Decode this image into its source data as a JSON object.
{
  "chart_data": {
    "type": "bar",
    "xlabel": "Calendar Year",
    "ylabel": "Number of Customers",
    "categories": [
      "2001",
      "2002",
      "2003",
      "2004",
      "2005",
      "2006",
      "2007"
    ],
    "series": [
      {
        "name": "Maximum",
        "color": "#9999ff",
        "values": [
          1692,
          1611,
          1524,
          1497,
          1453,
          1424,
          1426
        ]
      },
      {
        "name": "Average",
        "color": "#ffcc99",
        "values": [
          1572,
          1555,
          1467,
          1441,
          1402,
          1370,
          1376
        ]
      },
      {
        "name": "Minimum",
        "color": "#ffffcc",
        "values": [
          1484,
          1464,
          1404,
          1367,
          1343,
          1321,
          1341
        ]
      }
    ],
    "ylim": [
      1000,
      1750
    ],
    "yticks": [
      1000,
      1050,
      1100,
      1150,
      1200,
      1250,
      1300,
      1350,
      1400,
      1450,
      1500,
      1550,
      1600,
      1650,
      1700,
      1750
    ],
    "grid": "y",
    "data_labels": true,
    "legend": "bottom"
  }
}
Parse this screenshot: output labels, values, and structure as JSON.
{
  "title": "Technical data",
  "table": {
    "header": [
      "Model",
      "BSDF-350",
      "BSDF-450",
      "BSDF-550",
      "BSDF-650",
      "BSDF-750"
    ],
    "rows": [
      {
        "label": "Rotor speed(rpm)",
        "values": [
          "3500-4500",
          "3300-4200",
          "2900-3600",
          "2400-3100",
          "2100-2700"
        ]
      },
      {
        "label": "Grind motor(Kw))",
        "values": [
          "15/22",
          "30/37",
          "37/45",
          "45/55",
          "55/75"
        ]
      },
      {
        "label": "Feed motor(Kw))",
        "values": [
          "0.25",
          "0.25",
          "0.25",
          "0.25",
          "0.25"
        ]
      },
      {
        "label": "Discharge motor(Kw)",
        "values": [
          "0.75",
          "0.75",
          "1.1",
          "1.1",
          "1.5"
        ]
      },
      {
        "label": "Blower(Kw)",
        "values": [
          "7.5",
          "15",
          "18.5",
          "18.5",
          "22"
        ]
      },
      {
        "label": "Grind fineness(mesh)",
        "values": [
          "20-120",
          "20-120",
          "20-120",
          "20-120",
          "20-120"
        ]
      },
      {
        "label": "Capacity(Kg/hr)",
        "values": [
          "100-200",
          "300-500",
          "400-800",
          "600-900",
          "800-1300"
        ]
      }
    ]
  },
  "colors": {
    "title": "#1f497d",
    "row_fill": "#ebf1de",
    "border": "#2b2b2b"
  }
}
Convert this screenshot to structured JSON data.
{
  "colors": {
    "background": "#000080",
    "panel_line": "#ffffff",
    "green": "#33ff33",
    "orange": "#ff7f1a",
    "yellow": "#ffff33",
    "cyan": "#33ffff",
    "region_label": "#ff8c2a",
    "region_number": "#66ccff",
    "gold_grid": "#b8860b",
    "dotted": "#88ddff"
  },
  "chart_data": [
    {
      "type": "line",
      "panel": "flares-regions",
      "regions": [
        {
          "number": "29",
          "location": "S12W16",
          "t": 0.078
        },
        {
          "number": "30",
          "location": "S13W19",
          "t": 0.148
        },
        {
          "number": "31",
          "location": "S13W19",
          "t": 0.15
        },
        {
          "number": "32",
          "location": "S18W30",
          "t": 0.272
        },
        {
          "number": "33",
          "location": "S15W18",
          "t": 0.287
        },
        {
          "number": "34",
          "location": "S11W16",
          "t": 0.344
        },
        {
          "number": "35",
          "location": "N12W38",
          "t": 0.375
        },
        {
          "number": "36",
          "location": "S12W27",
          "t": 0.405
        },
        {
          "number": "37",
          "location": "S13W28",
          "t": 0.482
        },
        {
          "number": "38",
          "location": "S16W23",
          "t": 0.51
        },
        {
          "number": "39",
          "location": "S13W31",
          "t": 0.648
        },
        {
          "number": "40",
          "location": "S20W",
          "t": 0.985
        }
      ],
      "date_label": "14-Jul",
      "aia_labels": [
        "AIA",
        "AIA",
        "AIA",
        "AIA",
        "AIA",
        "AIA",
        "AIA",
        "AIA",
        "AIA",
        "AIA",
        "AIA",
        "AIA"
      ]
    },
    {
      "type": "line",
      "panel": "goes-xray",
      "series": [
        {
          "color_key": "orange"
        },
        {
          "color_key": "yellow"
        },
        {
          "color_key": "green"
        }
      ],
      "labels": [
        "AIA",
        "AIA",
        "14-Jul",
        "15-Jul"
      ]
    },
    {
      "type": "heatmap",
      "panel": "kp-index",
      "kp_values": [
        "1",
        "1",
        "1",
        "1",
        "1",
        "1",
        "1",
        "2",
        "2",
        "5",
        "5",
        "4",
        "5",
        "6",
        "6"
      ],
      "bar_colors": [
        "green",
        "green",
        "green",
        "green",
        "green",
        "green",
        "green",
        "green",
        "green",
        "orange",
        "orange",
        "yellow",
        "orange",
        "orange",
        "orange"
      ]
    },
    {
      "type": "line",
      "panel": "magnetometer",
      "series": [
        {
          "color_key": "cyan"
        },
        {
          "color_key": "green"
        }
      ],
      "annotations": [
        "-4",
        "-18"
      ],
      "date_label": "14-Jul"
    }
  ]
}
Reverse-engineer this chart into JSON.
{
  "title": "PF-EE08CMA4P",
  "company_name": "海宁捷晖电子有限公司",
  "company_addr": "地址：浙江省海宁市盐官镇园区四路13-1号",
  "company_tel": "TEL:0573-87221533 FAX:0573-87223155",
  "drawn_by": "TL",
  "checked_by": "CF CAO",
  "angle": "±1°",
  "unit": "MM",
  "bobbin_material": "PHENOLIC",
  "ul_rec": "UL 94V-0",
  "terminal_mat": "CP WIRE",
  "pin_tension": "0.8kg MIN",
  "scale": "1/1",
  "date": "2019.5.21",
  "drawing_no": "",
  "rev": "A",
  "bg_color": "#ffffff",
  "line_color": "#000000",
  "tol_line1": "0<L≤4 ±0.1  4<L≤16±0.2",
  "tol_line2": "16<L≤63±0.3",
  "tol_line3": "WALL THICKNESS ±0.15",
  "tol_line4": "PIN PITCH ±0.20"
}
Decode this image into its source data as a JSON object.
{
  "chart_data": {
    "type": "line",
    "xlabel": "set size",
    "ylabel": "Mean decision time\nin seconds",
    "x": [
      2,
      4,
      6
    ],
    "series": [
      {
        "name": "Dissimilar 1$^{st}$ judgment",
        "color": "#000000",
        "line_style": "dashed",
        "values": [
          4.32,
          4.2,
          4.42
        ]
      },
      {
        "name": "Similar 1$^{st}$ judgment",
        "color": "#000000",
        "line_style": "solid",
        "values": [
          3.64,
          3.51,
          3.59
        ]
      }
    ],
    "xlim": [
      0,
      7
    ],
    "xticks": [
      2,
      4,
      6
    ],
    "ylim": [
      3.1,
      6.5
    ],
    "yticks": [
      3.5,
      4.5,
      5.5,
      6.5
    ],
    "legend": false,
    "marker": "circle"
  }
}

**Task to complete:**
Print every record exactly as it was given.

**Full answer:**
Decode this image into its source data as a JSON object.
{
  "chart_data": {
    "type": "bar",
    "xlabel": "Calendar Year",
    "ylabel": "Number of Customers",
    "categories": [
      "2001",
      "2002",
      "2003",
      "2004",
      "2005",
      "2006",
      "2007"
    ],
    "series": [
      {
        "name": "Maximum",
        "color": "#9999ff",
        "values": [
          1692,
          1611,
          1524,
          1497,
          1453,
          1424,
          1426
        ]
      },
      {
        "name": "Average",
        "color": "#ffcc99",
        "values": [
          1572,
          1555,
          1467,
          1441,
          1402,
          1370,
          1376
        ]
      },
      {
        "name": "Minimum",
        "color": "#ffffcc",
        "values": [
          1484,
          1464,
          1404,
          1367,
          1343,
          1321,
          1341
        ]
      }
    ],
    "ylim": [
      1000,
      1750
    ],
    "yticks": [
      1000,
      1050,
      1100,
      1150,
      1200,
      1250,
      1300,
      1350,
      1400,
      1450,
      1500,
      1550,
      1600,
      1650,
      1700,
      1750
    ],
    "grid": "y",
    "data_labels": true,
    "legend": "bottom"
  }
}
Parse this screenshot: output labels, values, and structure as JSON.
{
  "title": "Technical data",
  "table": {
    "header": [
      "Model",
      "BSDF-350",
      "BSDF-450",
      "BSDF-550",
      "BSDF-650",
      "BSDF-750"
    ],
    "rows": [
      {
        "label": "Rotor speed(rpm)",
        "values": [
          "3500-4500",
          "3300-4200",
          "2900-3600",
          "2400-3100",
          "2100-2700"
        ]
      },
      {
        "label": "Grind motor(Kw))",
        "values": [
          "15/22",
          "30/37",
          "37/45",
          "45/55",
          "55/75"
        ]
      },
      {
        "label": "Feed motor(Kw))",
        "values": [
          "0.25",
          "0.25",
          "0.25",
          "0.25",
          "0.25"
        ]
      },
      {
        "label": "Discharge motor(Kw)",
        "values": [
          "0.75",
          "0.75",
          "1.1",
          "1.1",
          "1.5"
        ]
      },
      {
        "label": "Blower(Kw)",
        "values": [
          "7.5",
          "15",
          "18.5",
          "18.5",
          "22"
        ]
      },
      {
        "label": "Grind fineness(mesh)",
        "values": [
          "20-120",
          "20-120",
          "20-120",
          "20-120",
          "20-120"
        ]
      },
      {
        "label": "Capacity(Kg/hr)",
        "values": [
          "100-200",
          "300-500",
          "400-800",
          "600-900",
          "800-1300"
        ]
      }
    ]
  },
  "colors": {
    "title": "#1f497d",
    "row_fill": "#ebf1de",
    "border": "#2b2b2b"
  }
}
Convert this screenshot to structured JSON data.
{
  "colors": {
    "background": "#000080",
    "panel_line": "#ffffff",
    "green": "#33ff33",
    "orange": "#ff7f1a",
    "yellow": "#ffff33",
    "cyan": "#33ffff",
    "region_label": "#ff8c2a",
    "region_number": "#66ccff",
    "gold_grid": "#b8860b",
    "dotted": "#88ddff"
  },
  "chart_data": [
    {
      "type": "line",
      "panel": "flares-regions",
      "regions": [
        {
          "number": "29",
          "location": "S12W16",
          "t": 0.078
        },
        {
          "number": "30",
          "location": "S13W19",
          "t": 0.148
        },
        {
          "number": "31",
          "location": "S13W19",
          "t": 0.15
        },
        {
          "number": "32",
          "location": "S18W30",
          "t": 0.272
        },
        {
          "number": "33",
          "location": "S15W18",
          "t": 0.287
        },
        {
          "number": "34",
          "location": "S11W16",
          "t": 0.344
        },
        {
          "number": "35",
          "location": "N12W38",
          "t": 0.375
        },
        {
          "number": "36",
          "location": "S12W27",
          "t": 0.405
        },
        {
          "number": "37",
          "location": "S13W28",
          "t": 0.482
        },
        {
          "number": "38",
          "location": "S16W23",
          "t": 0.51
        },
        {
          "number": "39",
          "location": "S13W31",
          "t": 0.648
        },
        {
          "number": "40",
          "location": "S20W",
          "t": 0.985
        }
      ],
      "date_label": "14-Jul",
      "aia_labels": [
        "AIA",
        "AIA",
        "AIA",
        "AIA",
        "AIA",
        "AIA",
        "AIA",
        "AIA",
        "AIA",
        "AIA",
        "AIA",
        "AIA"
      ]
    },
    {
      "type": "line",
      "panel": "goes-xray",
      "series": [
        {
          "color_key": "orange"
        },
        {
          "color_key": "yellow"
        },
        {
          "color_key": "green"
        }
      ],
      "labels": [
        "AIA",
        "AIA",
        "14-Jul",
        "15-Jul"
      ]
    },
    {
      "type": "heatmap",
      "panel": "kp-index",
      "kp_values": [
        "1",
        "1",
        "1",
        "1",
        "1",
        "1",
        "1",
        "2",
        "2",
        "5",
        "5",
        "4",
        "5",
        "6",
        "6"
      ],
      "bar_colors": [
        "green",
        "green",
        "green",
        "green",
        "green",
        "green",
        "green",
        "green",
        "green",
        "orange",
        "orange",
        "yellow",
        "orange",
        "orange",
        "orange"
      ]
    },
    {
      "type": "line",
      "panel": "magnetometer",
      "series": [
        {
          "color_key": "cyan"
        },
        {
          "color_key": "green"
        }
      ],
      "annotations": [
        "-4",
        "-18"
      ],
      "date_label": "14-Jul"
    }
  ]
}
Reverse-engineer this chart into JSON.
{
  "title": "PF-EE08CMA4P",
  "company_name": "海宁捷晖电子有限公司",
  "company_addr": "地址：浙江省海宁市盐官镇园区四路13-1号",
  "company_tel": "TEL:0573-87221533 FAX:0573-87223155",
  "drawn_by": "TL",
  "checked_by": "CF CAO",
  "angle": "±1°",
  "unit": "MM",
  "bobbin_material": "PHENOLIC",
  "ul_rec": "UL 94V-0",
  "terminal_mat": "CP WIRE",
  "pin_tension": "0.8kg MIN",
  "scale": "1/1",
  "date": "2019.5.21",
  "drawing_no": "",
  "rev": "A",
  "bg_color": "#ffffff",
  "line_color": "#000000",
  "tol_line1": "0<L≤4 ±0.1  4<L≤16±0.2",
  "tol_line2": "16<L≤63±0.3",
  "tol_line3": "WALL THICKNESS ±0.15",
  "tol_line4": "PIN PITCH ±0.20"
}
Decode this image into its source data as a JSON object.
{
  "chart_data": {
    "type": "line",
    "xlabel": "set size",
    "ylabel": "Mean decision time\nin seconds",
    "x": [
      2,
      4,
      6
    ],
    "series": [
      {
        "name": "Dissimilar 1$^{st}$ judgment",
        "color": "#000000",
        "line_style": "dashed",
        "values": [
          4.32,
          4.2,
          4.42
        ]
      },
      {
        "name": "Similar 1$^{st}$ judgment",
        "color": "#000000",
        "line_style": "solid",
        "values": [
          3.64,
          3.51,
          3.59
        ]
      }
    ],
    "xlim": [
      0,
      7
    ],
    "xticks": [
      2,
      4,
      6
    ],
    "ylim": [
      3.1,
      6.5
    ],
    "yticks": [
      3.5,
      4.5,
      5.5,
      6.5
    ],
    "legend": false,
    "marker": "circle"
  }
}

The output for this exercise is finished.